- **Work to do**
Your task is to output all the records below, word for word.

▶

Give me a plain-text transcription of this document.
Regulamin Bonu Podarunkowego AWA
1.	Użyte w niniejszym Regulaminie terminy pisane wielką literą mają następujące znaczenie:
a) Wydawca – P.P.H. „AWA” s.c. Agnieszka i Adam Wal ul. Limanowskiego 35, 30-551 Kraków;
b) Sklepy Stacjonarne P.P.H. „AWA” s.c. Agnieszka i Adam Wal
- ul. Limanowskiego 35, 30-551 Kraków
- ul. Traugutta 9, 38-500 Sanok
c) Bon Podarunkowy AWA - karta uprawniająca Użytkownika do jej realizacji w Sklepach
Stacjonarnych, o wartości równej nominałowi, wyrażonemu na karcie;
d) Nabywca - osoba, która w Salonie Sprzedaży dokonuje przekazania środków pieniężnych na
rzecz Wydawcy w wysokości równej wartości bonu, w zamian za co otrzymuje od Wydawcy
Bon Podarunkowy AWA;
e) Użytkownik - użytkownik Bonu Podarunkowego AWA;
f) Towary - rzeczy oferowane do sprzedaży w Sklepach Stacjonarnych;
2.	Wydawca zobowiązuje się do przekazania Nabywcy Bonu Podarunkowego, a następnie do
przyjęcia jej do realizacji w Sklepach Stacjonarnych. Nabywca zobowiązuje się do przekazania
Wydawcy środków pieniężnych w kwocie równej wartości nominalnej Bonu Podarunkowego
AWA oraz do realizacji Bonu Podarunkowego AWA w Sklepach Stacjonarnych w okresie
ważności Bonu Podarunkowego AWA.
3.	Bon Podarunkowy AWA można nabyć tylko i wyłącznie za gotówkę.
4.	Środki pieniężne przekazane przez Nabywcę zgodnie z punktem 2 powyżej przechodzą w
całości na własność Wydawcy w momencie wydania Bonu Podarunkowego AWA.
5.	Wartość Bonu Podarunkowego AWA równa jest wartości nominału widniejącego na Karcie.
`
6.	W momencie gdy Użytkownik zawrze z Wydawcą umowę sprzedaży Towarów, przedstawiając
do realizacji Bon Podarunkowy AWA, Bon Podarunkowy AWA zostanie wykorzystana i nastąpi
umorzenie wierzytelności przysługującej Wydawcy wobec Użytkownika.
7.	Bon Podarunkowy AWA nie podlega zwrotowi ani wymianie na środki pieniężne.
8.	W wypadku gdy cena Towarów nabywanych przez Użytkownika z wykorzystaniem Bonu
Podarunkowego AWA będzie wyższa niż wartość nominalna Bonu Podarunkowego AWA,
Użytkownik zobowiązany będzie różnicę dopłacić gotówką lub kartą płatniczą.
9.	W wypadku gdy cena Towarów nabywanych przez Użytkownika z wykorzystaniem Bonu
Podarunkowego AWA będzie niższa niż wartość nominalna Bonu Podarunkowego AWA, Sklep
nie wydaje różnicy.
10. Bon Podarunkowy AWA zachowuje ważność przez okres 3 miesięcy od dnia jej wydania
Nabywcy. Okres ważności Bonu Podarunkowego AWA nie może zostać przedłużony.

◀

- **Finished task**
Give me a plain-text transcription of this document.
Regulamin Bonu Podarunkowego AWA
1.	Użyte w niniejszym Regulaminie terminy pisane wielką literą mają następujące znaczenie:
a) Wydawca – P.P.H. „AWA” s.c. Agnieszka i Adam Wal ul. Limanowskiego 35, 30-551 Kraków;
b) Sklepy Stacjonarne P.P.H. „AWA” s.c. Agnieszka i Adam Wal
- ul. Limanowskiego 35, 30-551 Kraków
- ul. Traugutta 9, 38-500 Sanok
c) Bon Podarunkowy AWA - karta uprawniająca Użytkownika do jej realizacji w Sklepach
Stacjonarnych, o wartości równej nominałowi, wyrażonemu na karcie;
d) Nabywca - osoba, która w Salonie Sprzedaży dokonuje przekazania środków pieniężnych na
rzecz Wydawcy w wysokości równej wartości bonu, w zamian za co otrzymuje od Wydawcy
Bon Podarunkowy AWA;
e) Użytkownik - użytkownik Bonu Podarunkowego AWA;
f) Towary - rzeczy oferowane do sprzedaży w Sklepach Stacjonarnych;
2.	Wydawca zobowiązuje się do przekazania Nabywcy Bonu Podarunkowego, a następnie do
przyjęcia jej do realizacji w Sklepach Stacjonarnych. Nabywca zobowiązuje się do przekazania
Wydawcy środków pieniężnych w kwocie równej wartości nominalnej Bonu Podarunkowego
AWA oraz do realizacji Bonu Podarunkowego AWA w Sklepach Stacjonarnych w okresie
ważności Bonu Podarunkowego AWA.
3.	Bon Podarunkowy AWA można nabyć tylko i wyłącznie za gotówkę.
4.	Środki pieniężne przekazane przez Nabywcę zgodnie z punktem 2 powyżej przechodzą w
całości na własność Wydawcy w momencie wydania Bonu Podarunkowego AWA.
5.	Wartość Bonu Podarunkowego AWA równa jest wartości nominału widniejącego na Karcie.
`
6.	W momencie gdy Użytkownik zawrze z Wydawcą umowę sprzedaży Towarów, przedstawiając
do realizacji Bon Podarunkowy AWA, Bon Podarunkowy AWA zostanie wykorzystana i nastąpi
umorzenie wierzytelności przysługującej Wydawcy wobec Użytkownika.
7.	Bon Podarunkowy AWA nie podlega zwrotowi ani wymianie na środki pieniężne.
8.	W wypadku gdy cena Towarów nabywanych przez Użytkownika z wykorzystaniem Bonu
Podarunkowego AWA będzie wyższa niż wartość nominalna Bonu Podarunkowego AWA,
Użytkownik zobowiązany będzie różnicę dopłacić gotówką lub kartą płatniczą.
9.	W wypadku gdy cena Towarów nabywanych przez Użytkownika z wykorzystaniem Bonu
Podarunkowego AWA będzie niższa niż wartość nominalna Bonu Podarunkowego AWA, Sklep
nie wydaje różnicy.
10. Bon Podarunkowy AWA zachowuje ważność przez okres 3 miesięcy od dnia jej wydania
Nabywcy. Okres ważności Bonu Podarunkowego AWA nie może zostać przedłużony.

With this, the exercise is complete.